Romantasy has thrived in large part because of how sticky it is on social media. The content it inspires, like the porn mashup videos, lends itself to endless further reiterations, reinterpretations, remixing. In his piece on romantasy, Yadin quotes notorious Mormon fantasy author Brandon Sanderson, referring to how Sanderson has long opined about how genre fiction is sidelined by the mainstream. Notably, Sanderson writes nothing remotely close to smut, but he is the king of Fan Service, to the detriment of his more recent books (his early series, like Mistborn, are incredible and fantastic, full of dense magic & world building, his later forays into the dense tomes of Fantasy badly need an editor besides his wife, and I say this with love). He’s right: genre fiction has long been sidelined, judged, peered at, looked leeringly at by academics. Romance especially has long been thought of as Women’s Terrain, while fantasy is usually relegated to the edges unless it’s to be pilfered for words to name your drone company with.
Genre fiction existing on the margins is perhaps part of why even if the newly popular romantasy books aren’t incredible literature, it’s still a club you can join, and a club that wants you. It doesn’t matter why you’re flocking to it–escape, supplement, pleasure, guilt. As part of a community of readers you become part of the story. Quoting Sanderson ironically highlights the importance of fan relationships within genre fiction communities: romantasy thrives because it is fan service. Or, because it services fans.
My qualm with both pieces is not with their content – no, they are very good, smart and detailed explorations of these communities. But you can tell both are written by outsiders, peering into niche worlds and trying to explain the formula that might make it erotic. If you can’t get hard in the goon chat, should you be allowed to write about it? If you don’t get aroused by romantasy can you articulate what makes it sexy? Of course, of course. Let smart people write things. I merely point this out to show that despite the nuanced and quite empathetic explorations from both authors, there is a missing piece, namely, a genuine curiosity regarding the sexiness that can arise in these spaces. Instead, we are given a looking glass view into the lives of Others, the gooner and the romantasy fan is, and while they are compared to us broadly in how they consume media, the sex stuff is definitively NOT us. No those freaks are over there, and the main reason these subcultures might appeal is because the world sucks. What such varying means of smut shows us is that people are horny and indeed the world isn’t a good host for such predilections. And while the internet can facilitate eroticism, it also deadens it, as a great piece by Kate Wagner on internet surveillance and sexiness shows.

• [STATED EXERCISE A] Reproduce everything in the romantasy essay from "Genre fiction existing" down to "it services fans.".
• [STATED EXERCISE B] Keep writing the romantasy essay, picking up right after its final sentence.

• [DATA EXTRACT]
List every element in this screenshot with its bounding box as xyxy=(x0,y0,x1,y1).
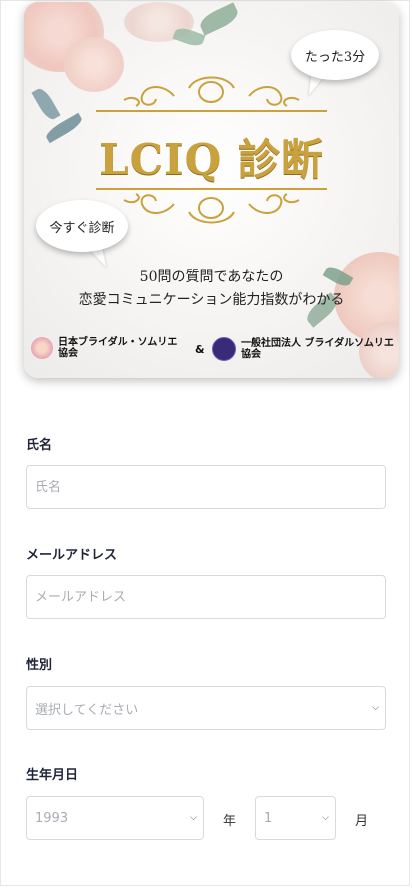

• [TASK RESPONSE A]
Genre fiction existing on the margins is perhaps part of why even if the newly popular romantasy books aren’t incredible literature, it’s still a club you can join, and a club that wants you. It doesn’t matter why you’re flocking to it–escape, supplement, pleasure, guilt. As part of a community of readers you become part of the story. Quoting Sanderson ironically highlights the importance of fan relationships within genre fiction communities: romantasy thrives because it is fan service. Or, because it services fans.

• [TASK RESPONSE B]
But a thing becoming Hyper Visible on the internet does not make it new, only newly internet-ified. Guys have been jerking off with each other and jerking each other off since the dawn of time. Written smut is old as hell. Smut can be very sexy, even–or especially–if it’s bad. While the specific consumption habits of some gooners seems to resemble addiction more than anything else, many aspects of the trend are readily identifiable in things people do indeed find hot, even if posting a photo of their “gooncave” or recording themselves jerking off live for strangers is not on their bingo card. Voyeurism and “group play” (being generous to the gooners) are not things unique to the web or to the gooning communities, likewise re: submission, edging, and domination. (Many of these same themes show up in romantasy.) Not all gooners jerk off into the ether seeking endless reprieve from the onslaught of daily life by gamifying porn consumption and subsuming to screen addiction, some find and pay professional doms to embarrass, belittle, and humiliate them for sexual pleasure. Romantasy too, can function as erotic precisely because it’s not porn. It is, sure, but it’s narrative. Both spaces, the internet fantasy world and the fantasy fantasy world, offer (however unhealthily it is explored is another question) a space outside of the spaces available for us. They carve a new world, a proxy world, a satellite moon, in which to perch and mine for self truths about desires, sex, sexuality, gender, These are spaces that are generative, additive, not punitive like “the real world.” They offer escape from the broad dysfunction of society, and perhaps the smaller dysfunctions that would stymie someone’s embodied experiences of experimentation.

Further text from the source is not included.